◆ Records that describe figures:
---
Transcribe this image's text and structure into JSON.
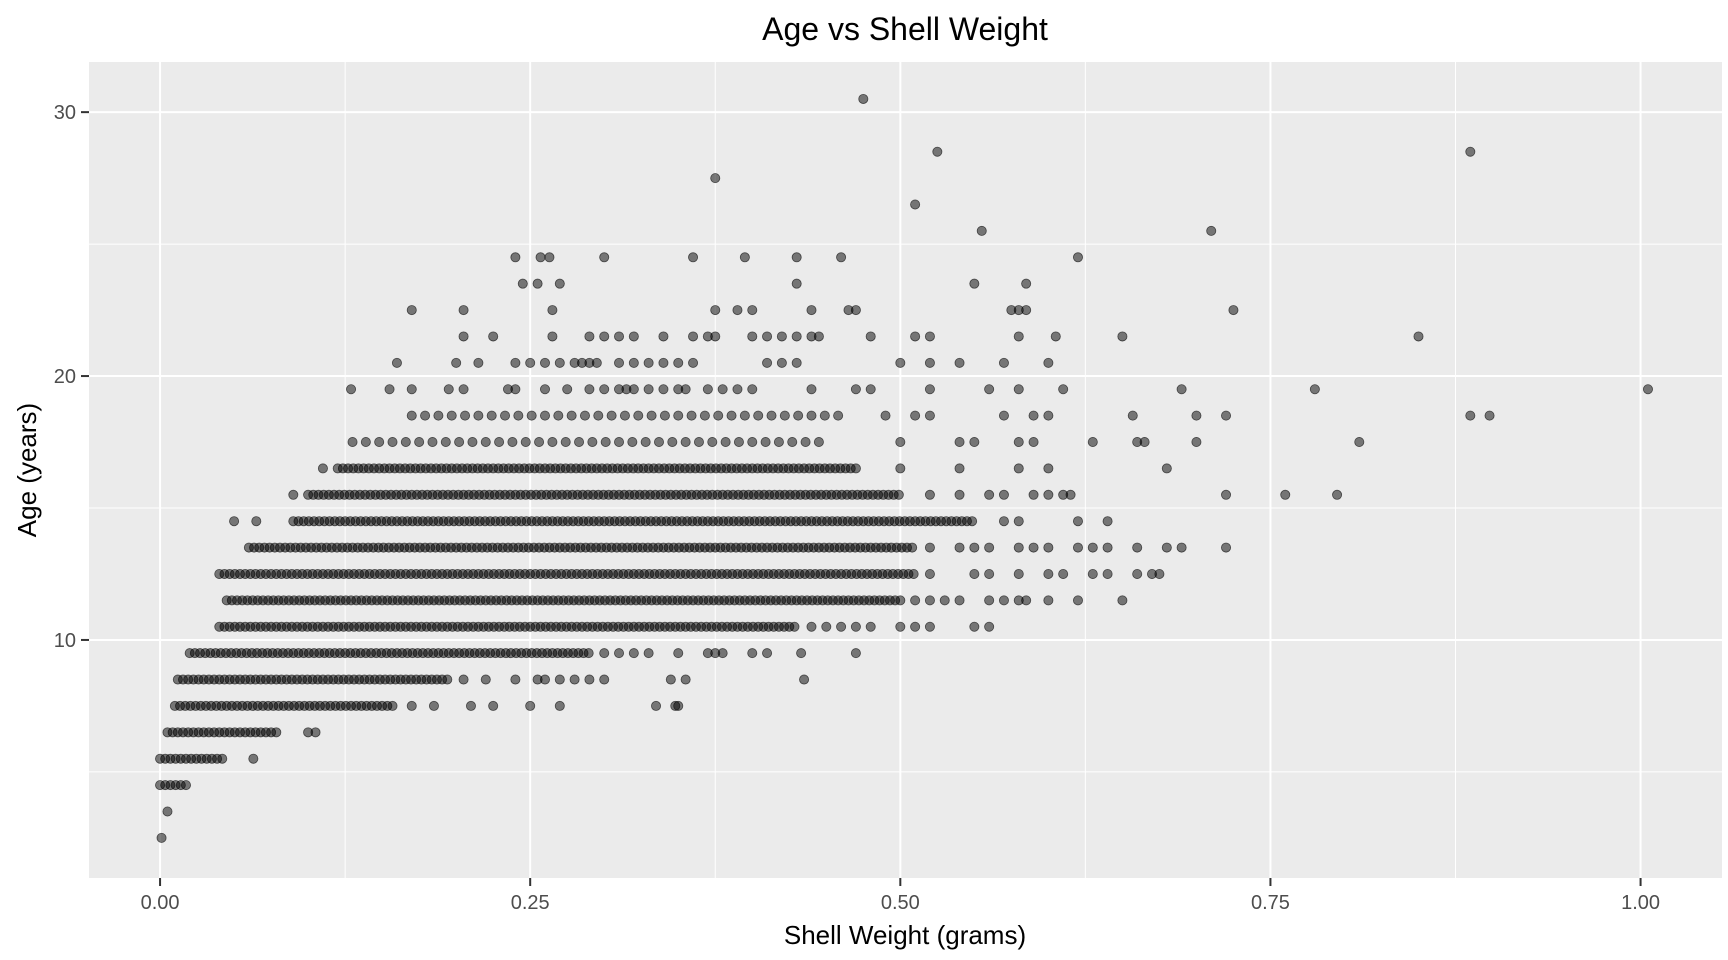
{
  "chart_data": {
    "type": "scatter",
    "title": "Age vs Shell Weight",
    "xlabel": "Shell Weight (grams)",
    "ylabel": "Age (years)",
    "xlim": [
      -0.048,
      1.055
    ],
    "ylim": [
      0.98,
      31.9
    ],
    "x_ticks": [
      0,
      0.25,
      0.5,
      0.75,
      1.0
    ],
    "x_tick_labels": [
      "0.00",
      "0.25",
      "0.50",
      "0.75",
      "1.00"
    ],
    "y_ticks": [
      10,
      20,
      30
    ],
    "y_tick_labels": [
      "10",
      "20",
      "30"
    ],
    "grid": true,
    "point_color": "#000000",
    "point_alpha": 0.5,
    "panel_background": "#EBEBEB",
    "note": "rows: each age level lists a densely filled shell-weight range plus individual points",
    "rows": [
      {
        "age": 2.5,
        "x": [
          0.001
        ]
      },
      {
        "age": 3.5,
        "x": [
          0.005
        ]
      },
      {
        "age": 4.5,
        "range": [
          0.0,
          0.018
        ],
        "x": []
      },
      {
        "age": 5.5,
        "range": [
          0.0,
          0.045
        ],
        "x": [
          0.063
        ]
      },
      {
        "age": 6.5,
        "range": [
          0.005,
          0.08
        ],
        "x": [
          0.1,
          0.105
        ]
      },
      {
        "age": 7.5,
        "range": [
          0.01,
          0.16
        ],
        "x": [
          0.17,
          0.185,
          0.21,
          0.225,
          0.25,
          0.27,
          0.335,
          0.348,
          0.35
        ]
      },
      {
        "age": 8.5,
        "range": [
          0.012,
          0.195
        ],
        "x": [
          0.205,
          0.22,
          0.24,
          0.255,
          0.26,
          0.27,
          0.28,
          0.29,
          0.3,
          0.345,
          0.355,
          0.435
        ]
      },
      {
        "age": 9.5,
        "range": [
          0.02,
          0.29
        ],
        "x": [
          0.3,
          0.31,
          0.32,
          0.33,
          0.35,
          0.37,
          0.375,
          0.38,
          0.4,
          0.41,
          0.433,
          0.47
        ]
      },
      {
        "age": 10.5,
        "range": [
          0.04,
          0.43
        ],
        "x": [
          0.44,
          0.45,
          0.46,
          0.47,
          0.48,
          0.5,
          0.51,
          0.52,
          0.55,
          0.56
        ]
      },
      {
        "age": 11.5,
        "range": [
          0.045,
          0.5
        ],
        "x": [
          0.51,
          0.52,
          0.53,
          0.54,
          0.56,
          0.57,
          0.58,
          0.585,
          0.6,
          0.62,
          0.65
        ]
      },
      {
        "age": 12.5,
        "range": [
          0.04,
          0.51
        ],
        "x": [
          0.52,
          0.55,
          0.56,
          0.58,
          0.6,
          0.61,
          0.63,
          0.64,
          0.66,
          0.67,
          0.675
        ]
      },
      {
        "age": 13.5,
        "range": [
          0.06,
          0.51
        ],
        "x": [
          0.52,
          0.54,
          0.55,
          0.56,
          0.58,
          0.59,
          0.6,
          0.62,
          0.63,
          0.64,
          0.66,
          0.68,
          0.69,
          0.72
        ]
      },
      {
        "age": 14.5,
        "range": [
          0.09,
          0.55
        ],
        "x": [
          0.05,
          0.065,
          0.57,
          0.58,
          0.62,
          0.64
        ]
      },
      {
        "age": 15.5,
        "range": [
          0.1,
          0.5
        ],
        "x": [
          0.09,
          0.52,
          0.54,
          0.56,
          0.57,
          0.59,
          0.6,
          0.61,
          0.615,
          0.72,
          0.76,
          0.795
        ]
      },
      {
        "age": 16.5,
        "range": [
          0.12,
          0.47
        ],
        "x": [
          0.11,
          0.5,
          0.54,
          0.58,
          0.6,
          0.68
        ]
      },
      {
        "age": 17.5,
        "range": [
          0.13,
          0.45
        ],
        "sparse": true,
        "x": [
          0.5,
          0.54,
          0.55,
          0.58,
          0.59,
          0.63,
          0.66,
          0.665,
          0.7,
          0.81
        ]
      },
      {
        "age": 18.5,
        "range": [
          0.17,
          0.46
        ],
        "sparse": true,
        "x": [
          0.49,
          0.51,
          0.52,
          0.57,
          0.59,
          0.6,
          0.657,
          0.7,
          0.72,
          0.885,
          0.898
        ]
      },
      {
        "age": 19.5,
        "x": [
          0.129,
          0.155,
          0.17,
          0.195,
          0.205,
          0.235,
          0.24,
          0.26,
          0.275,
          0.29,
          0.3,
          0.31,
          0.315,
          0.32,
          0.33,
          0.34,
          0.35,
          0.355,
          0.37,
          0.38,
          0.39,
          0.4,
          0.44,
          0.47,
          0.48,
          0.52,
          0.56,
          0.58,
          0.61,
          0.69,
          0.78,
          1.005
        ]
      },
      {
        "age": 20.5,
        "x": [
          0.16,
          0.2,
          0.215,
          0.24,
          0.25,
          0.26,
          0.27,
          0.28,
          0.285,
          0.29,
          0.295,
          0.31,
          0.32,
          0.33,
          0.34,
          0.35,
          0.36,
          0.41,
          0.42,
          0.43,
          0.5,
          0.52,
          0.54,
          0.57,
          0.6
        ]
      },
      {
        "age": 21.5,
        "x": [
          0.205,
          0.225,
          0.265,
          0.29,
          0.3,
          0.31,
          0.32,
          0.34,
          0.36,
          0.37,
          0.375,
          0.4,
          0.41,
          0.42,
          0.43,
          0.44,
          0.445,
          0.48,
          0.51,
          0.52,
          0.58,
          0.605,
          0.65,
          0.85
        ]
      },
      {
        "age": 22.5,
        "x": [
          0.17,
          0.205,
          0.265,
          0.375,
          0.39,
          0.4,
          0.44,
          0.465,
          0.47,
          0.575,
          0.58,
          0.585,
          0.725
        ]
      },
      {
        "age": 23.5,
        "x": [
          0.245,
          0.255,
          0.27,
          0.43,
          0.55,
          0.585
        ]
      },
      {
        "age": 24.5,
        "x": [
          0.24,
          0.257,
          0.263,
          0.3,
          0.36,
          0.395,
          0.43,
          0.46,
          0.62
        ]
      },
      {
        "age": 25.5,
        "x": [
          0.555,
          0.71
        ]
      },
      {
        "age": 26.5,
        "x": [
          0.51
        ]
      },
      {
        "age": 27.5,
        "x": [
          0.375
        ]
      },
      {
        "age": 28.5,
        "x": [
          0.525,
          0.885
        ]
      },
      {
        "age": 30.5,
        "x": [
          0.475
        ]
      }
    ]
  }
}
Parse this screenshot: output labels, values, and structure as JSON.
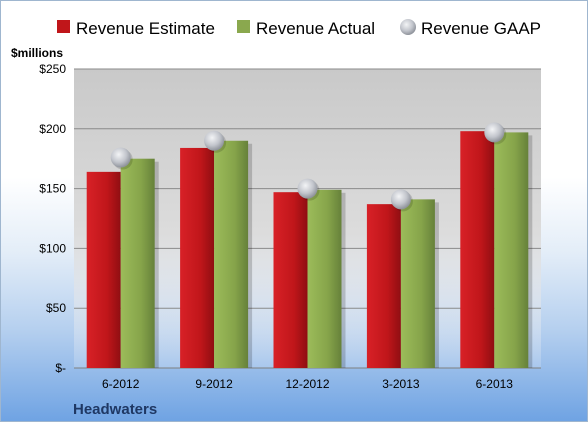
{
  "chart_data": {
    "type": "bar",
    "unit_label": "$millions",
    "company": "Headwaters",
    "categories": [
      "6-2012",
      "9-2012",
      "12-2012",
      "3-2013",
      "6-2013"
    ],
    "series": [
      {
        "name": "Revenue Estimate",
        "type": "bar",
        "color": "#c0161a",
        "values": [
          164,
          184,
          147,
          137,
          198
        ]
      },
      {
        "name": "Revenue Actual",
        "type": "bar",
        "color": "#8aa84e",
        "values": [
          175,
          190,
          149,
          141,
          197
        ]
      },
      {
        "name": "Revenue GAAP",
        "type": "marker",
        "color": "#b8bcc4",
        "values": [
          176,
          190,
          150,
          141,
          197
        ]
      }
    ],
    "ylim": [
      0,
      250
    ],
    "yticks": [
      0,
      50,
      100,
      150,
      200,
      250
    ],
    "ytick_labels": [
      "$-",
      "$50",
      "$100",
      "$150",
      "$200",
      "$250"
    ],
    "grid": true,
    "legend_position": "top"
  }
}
---
◆ Instructions for the task:
Retype each entry precisely. Skip images entirely.

◆ Exercise result:
Transcribe this image's text and structure into JSON.
{
  "chart_data": {
    "type": "scatter",
    "title": "Age vs Shell Weight",
    "xlabel": "Shell Weight (grams)",
    "ylabel": "Age (years)",
    "xlim": [
      -0.048,
      1.055
    ],
    "ylim": [
      0.98,
      31.9
    ],
    "x_ticks": [
      0,
      0.25,
      0.5,
      0.75,
      1.0
    ],
    "x_tick_labels": [
      "0.00",
      "0.25",
      "0.50",
      "0.75",
      "1.00"
    ],
    "y_ticks": [
      10,
      20,
      30
    ],
    "y_tick_labels": [
      "10",
      "20",
      "30"
    ],
    "grid": true,
    "point_color": "#000000",
    "point_alpha": 0.5,
    "panel_background": "#EBEBEB",
    "note": "rows: each age level lists a densely filled shell-weight range plus individual points",
    "rows": [
      {
        "age": 2.5,
        "x": [
          0.001
        ]
      },
      {
        "age": 3.5,
        "x": [
          0.005
        ]
      },
      {
        "age": 4.5,
        "range": [
          0.0,
          0.018
        ],
        "x": []
      },
      {
        "age": 5.5,
        "range": [
          0.0,
          0.045
        ],
        "x": [
          0.063
        ]
      },
      {
        "age": 6.5,
        "range": [
          0.005,
          0.08
        ],
        "x": [
          0.1,
          0.105
        ]
      },
      {
        "age": 7.5,
        "range": [
          0.01,
          0.16
        ],
        "x": [
          0.17,
          0.185,
          0.21,
          0.225,
          0.25,
          0.27,
          0.335,
          0.348,
          0.35
        ]
      },
      {
        "age": 8.5,
        "range": [
          0.012,
          0.195
        ],
        "x": [
          0.205,
          0.22,
          0.24,
          0.255,
          0.26,
          0.27,
          0.28,
          0.29,
          0.3,
          0.345,
          0.355,
          0.435
        ]
      },
      {
        "age": 9.5,
        "range": [
          0.02,
          0.29
        ],
        "x": [
          0.3,
          0.31,
          0.32,
          0.33,
          0.35,
          0.37,
          0.375,
          0.38,
          0.4,
          0.41,
          0.433,
          0.47
        ]
      },
      {
        "age": 10.5,
        "range": [
          0.04,
          0.43
        ],
        "x": [
          0.44,
          0.45,
          0.46,
          0.47,
          0.48,
          0.5,
          0.51,
          0.52,
          0.55,
          0.56
        ]
      },
      {
        "age": 11.5,
        "range": [
          0.045,
          0.5
        ],
        "x": [
          0.51,
          0.52,
          0.53,
          0.54,
          0.56,
          0.57,
          0.58,
          0.585,
          0.6,
          0.62,
          0.65
        ]
      },
      {
        "age": 12.5,
        "range": [
          0.04,
          0.51
        ],
        "x": [
          0.52,
          0.55,
          0.56,
          0.58,
          0.6,
          0.61,
          0.63,
          0.64,
          0.66,
          0.67,
          0.675
        ]
      },
      {
        "age": 13.5,
        "range": [
          0.06,
          0.51
        ],
        "x": [
          0.52,
          0.54,
          0.55,
          0.56,
          0.58,
          0.59,
          0.6,
          0.62,
          0.63,
          0.64,
          0.66,
          0.68,
          0.69,
          0.72
        ]
      },
      {
        "age": 14.5,
        "range": [
          0.09,
          0.55
        ],
        "x": [
          0.05,
          0.065,
          0.57,
          0.58,
          0.62,
          0.64
        ]
      },
      {
        "age": 15.5,
        "range": [
          0.1,
          0.5
        ],
        "x": [
          0.09,
          0.52,
          0.54,
          0.56,
          0.57,
          0.59,
          0.6,
          0.61,
          0.615,
          0.72,
          0.76,
          0.795
        ]
      },
      {
        "age": 16.5,
        "range": [
          0.12,
          0.47
        ],
        "x": [
          0.11,
          0.5,
          0.54,
          0.58,
          0.6,
          0.68
        ]
      },
      {
        "age": 17.5,
        "range": [
          0.13,
          0.45
        ],
        "sparse": true,
        "x": [
          0.5,
          0.54,
          0.55,
          0.58,
          0.59,
          0.63,
          0.66,
          0.665,
          0.7,
          0.81
        ]
      },
      {
        "age": 18.5,
        "range": [
          0.17,
          0.46
        ],
        "sparse": true,
        "x": [
          0.49,
          0.51,
          0.52,
          0.57,
          0.59,
          0.6,
          0.657,
          0.7,
          0.72,
          0.885,
          0.898
        ]
      },
      {
        "age": 19.5,
        "x": [
          0.129,
          0.155,
          0.17,
          0.195,
          0.205,
          0.235,
          0.24,
          0.26,
          0.275,
          0.29,
          0.3,
          0.31,
          0.315,
          0.32,
          0.33,
          0.34,
          0.35,
          0.355,
          0.37,
          0.38,
          0.39,
          0.4,
          0.44,
          0.47,
          0.48,
          0.52,
          0.56,
          0.58,
          0.61,
          0.69,
          0.78,
          1.005
        ]
      },
      {
        "age": 20.5,
        "x": [
          0.16,
          0.2,
          0.215,
          0.24,
          0.25,
          0.26,
          0.27,
          0.28,
          0.285,
          0.29,
          0.295,
          0.31,
          0.32,
          0.33,
          0.34,
          0.35,
          0.36,
          0.41,
          0.42,
          0.43,
          0.5,
          0.52,
          0.54,
          0.57,
          0.6
        ]
      },
      {
        "age": 21.5,
        "x": [
          0.205,
          0.225,
          0.265,
          0.29,
          0.3,
          0.31,
          0.32,
          0.34,
          0.36,
          0.37,
          0.375,
          0.4,
          0.41,
          0.42,
          0.43,
          0.44,
          0.445,
          0.48,
          0.51,
          0.52,
          0.58,
          0.605,
          0.65,
          0.85
        ]
      },
      {
        "age": 22.5,
        "x": [
          0.17,
          0.205,
          0.265,
          0.375,
          0.39,
          0.4,
          0.44,
          0.465,
          0.47,
          0.575,
          0.58,
          0.585,
          0.725
        ]
      },
      {
        "age": 23.5,
        "x": [
          0.245,
          0.255,
          0.27,
          0.43,
          0.55,
          0.585
        ]
      },
      {
        "age": 24.5,
        "x": [
          0.24,
          0.257,
          0.263,
          0.3,
          0.36,
          0.395,
          0.43,
          0.46,
          0.62
        ]
      },
      {
        "age": 25.5,
        "x": [
          0.555,
          0.71
        ]
      },
      {
        "age": 26.5,
        "x": [
          0.51
        ]
      },
      {
        "age": 27.5,
        "x": [
          0.375
        ]
      },
      {
        "age": 28.5,
        "x": [
          0.525,
          0.885
        ]
      },
      {
        "age": 30.5,
        "x": [
          0.475
        ]
      }
    ]
  }
}
Parse this screenshot: output labels, values, and structure as JSON.
{
  "chart_data": {
    "type": "bar",
    "unit_label": "$millions",
    "company": "Headwaters",
    "categories": [
      "6-2012",
      "9-2012",
      "12-2012",
      "3-2013",
      "6-2013"
    ],
    "series": [
      {
        "name": "Revenue Estimate",
        "type": "bar",
        "color": "#c0161a",
        "values": [
          164,
          184,
          147,
          137,
          198
        ]
      },
      {
        "name": "Revenue Actual",
        "type": "bar",
        "color": "#8aa84e",
        "values": [
          175,
          190,
          149,
          141,
          197
        ]
      },
      {
        "name": "Revenue GAAP",
        "type": "marker",
        "color": "#b8bcc4",
        "values": [
          176,
          190,
          150,
          141,
          197
        ]
      }
    ],
    "ylim": [
      0,
      250
    ],
    "yticks": [
      0,
      50,
      100,
      150,
      200,
      250
    ],
    "ytick_labels": [
      "$-",
      "$50",
      "$100",
      "$150",
      "$200",
      "$250"
    ],
    "grid": true,
    "legend_position": "top"
  }
}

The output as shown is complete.